RAW RECORDS –
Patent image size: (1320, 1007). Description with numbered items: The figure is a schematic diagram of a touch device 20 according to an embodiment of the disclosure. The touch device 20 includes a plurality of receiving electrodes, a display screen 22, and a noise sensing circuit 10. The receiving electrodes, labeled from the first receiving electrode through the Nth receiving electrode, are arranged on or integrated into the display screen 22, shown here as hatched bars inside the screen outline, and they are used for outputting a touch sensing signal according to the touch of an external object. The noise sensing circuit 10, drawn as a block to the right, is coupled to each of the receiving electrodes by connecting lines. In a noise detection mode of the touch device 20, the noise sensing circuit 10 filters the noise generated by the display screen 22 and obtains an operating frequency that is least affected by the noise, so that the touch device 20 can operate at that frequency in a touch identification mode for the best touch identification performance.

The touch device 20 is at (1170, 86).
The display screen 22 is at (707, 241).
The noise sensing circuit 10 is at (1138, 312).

==

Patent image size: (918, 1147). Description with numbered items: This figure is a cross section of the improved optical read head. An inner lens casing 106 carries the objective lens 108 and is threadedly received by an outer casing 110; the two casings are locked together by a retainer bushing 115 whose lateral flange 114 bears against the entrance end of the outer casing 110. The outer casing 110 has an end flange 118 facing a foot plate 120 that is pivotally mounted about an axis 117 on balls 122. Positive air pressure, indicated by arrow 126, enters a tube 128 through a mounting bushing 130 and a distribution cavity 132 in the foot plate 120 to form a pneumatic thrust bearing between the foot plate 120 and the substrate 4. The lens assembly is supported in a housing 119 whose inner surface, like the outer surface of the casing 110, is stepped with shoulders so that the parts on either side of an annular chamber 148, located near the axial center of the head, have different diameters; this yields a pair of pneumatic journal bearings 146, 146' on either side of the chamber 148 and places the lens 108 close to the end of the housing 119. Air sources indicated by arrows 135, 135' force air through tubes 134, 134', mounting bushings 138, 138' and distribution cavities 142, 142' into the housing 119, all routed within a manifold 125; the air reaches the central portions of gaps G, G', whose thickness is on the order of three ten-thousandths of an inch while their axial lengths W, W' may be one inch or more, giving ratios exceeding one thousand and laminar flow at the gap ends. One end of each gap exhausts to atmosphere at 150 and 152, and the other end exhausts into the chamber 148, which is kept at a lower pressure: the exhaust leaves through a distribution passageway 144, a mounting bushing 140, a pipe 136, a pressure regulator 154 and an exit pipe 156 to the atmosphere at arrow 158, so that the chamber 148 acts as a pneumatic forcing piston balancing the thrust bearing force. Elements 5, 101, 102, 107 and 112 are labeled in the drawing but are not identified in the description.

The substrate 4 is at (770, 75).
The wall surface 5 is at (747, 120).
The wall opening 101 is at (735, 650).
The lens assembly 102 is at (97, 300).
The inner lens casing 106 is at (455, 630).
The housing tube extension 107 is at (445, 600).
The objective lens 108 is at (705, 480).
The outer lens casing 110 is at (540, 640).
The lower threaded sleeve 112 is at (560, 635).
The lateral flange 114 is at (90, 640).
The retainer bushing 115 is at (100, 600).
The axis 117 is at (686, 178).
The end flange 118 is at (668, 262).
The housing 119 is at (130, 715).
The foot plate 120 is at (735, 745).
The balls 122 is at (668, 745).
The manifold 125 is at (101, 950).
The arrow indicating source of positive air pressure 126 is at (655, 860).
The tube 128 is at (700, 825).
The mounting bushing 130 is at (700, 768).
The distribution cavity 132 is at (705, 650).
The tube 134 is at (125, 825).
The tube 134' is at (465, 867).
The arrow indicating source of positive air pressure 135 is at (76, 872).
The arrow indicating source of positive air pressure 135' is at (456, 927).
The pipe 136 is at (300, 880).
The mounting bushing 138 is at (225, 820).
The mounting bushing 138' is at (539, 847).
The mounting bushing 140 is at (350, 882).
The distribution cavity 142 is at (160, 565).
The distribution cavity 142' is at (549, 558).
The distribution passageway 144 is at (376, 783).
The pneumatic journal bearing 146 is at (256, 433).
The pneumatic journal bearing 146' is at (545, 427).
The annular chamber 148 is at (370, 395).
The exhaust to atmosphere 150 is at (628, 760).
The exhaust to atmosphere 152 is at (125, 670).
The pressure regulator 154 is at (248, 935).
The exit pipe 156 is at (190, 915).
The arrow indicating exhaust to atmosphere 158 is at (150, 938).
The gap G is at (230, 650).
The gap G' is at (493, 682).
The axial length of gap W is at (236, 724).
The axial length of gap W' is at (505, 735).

==

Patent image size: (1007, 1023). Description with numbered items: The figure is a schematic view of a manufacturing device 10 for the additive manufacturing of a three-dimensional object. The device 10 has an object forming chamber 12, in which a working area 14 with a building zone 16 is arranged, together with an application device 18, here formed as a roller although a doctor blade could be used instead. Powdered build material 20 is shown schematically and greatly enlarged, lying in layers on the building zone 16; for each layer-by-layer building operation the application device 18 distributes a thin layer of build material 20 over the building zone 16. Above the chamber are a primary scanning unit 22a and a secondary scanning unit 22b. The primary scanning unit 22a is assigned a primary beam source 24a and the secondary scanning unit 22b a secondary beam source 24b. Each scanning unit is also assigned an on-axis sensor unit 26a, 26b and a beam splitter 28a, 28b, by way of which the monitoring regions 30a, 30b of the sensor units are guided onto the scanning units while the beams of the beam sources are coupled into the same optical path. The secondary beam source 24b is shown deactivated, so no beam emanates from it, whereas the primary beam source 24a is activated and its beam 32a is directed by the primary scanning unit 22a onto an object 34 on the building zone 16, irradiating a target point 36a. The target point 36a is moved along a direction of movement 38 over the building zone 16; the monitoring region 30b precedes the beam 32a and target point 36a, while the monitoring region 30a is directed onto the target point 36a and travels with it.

INSTRUCTION – Please repeat everything from the line containing "Patent image size: (1320, 1007)." down to the line containing "The noise sensing circuit 10 is", changing "schematic diagram" to "schematic drawing" and leaving the rest untouched.

FINAL RESULT –
Patent image size: (1320, 1007). Description with numbered items: The figure is a schematic drawing of a touch device 20 according to an embodiment of the disclosure. The touch device 20 includes a plurality of receiving electrodes, a display screen 22, and a noise sensing circuit 10. The receiving electrodes, labeled from the first receiving electrode through the Nth receiving electrode, are arranged on or integrated into the display screen 22, shown here as hatched bars inside the screen outline, and they are used for outputting a touch sensing signal according to the touch of an external object. The noise sensing circuit 10, drawn as a block to the right, is coupled to each of the receiving electrodes by connecting lines. In a noise detection mode of the touch device 20, the noise sensing circuit 10 filters the noise generated by the display screen 22 and obtains an operating frequency that is least affected by the noise, so that the touch device 20 can operate at that frequency in a touch identification mode for the best touch identification performance.

The touch device 20 is at (1170, 86).
The display screen 22 is at (707, 241).
The noise sensing circuit 10 is at (1138, 312).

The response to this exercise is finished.